**Given problem:**
Gather every line holding the string "vrátit".

**Saved entries:**
⁂

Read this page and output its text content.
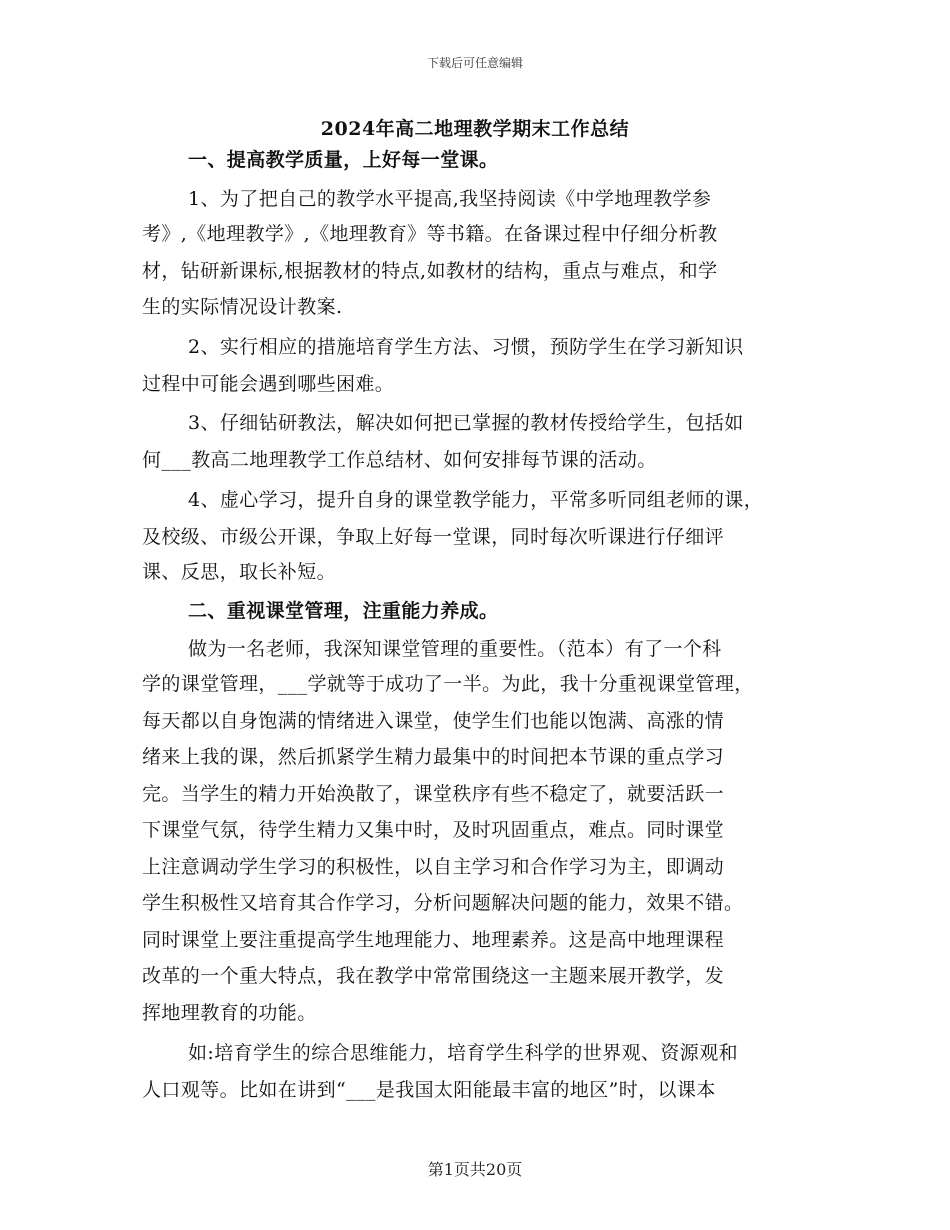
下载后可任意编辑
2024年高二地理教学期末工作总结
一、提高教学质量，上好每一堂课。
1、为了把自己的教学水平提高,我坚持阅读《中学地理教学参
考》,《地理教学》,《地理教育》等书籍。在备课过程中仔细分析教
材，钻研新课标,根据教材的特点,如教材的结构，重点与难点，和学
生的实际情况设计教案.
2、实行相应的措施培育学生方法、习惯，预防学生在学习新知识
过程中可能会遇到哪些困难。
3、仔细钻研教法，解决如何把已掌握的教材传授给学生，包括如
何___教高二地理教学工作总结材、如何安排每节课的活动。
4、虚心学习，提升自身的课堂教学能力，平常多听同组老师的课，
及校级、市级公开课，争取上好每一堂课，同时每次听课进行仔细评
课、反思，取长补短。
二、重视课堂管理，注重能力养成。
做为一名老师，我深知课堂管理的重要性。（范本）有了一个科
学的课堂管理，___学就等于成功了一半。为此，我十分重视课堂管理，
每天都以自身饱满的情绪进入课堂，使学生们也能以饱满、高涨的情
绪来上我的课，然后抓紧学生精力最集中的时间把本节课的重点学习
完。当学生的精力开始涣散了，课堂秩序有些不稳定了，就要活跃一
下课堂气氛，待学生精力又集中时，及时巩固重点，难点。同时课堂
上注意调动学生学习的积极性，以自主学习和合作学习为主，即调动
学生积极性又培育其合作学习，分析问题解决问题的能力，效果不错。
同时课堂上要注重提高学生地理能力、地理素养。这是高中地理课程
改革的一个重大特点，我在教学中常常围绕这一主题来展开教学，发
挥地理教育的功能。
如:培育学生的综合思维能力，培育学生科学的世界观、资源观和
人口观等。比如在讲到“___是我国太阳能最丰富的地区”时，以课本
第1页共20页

⁂

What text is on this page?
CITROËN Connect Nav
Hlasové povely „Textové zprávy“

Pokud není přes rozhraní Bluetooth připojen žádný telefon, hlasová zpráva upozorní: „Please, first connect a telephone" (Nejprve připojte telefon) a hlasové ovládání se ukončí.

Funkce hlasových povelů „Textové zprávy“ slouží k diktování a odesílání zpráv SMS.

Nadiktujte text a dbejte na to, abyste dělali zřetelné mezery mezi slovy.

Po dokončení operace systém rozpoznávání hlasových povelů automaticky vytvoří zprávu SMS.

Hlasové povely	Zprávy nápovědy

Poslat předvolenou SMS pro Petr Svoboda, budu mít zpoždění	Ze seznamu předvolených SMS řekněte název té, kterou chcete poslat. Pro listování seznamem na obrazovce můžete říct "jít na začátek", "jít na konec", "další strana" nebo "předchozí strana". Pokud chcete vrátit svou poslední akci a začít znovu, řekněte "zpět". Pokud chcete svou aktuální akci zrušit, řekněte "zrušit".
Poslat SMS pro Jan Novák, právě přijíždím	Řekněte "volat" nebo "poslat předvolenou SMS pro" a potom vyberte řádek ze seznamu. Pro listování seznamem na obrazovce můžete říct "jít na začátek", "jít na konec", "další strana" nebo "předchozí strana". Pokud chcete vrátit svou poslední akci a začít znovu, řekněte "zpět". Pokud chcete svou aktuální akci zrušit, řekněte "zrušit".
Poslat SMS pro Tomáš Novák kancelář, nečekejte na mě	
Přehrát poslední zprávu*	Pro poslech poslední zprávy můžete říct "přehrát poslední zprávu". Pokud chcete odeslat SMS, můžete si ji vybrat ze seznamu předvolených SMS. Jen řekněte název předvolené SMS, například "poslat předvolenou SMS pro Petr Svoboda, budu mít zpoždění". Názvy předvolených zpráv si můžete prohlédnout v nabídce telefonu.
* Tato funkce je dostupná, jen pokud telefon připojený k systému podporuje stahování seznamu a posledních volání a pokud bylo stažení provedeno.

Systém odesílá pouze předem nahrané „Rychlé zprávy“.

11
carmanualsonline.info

⁂

**Answer to this task:**
Poslat předvolenou SMS pro Petr Svoboda, budu mít zpoždění	Ze seznamu předvolených SMS řekněte název té, kterou chcete poslat. Pro listování seznamem na obrazovce můžete říct "jít na začátek", "jít na konec", "další strana" nebo "předchozí strana". Pokud chcete vrátit svou poslední akci a začít znovu, řekněte "zpět". Pokud chcete svou aktuální akci zrušit, řekněte "zrušit".
Poslat SMS pro Jan Novák, právě přijíždím	Řekněte "volat" nebo "poslat předvolenou SMS pro" a potom vyberte řádek ze seznamu. Pro listování seznamem na obrazovce můžete říct "jít na začátek", "jít na konec", "další strana" nebo "předchozí strana". Pokud chcete vrátit svou poslední akci a začít znovu, řekněte "zpět". Pokud chcete svou aktuální akci zrušit, řekněte "zrušit".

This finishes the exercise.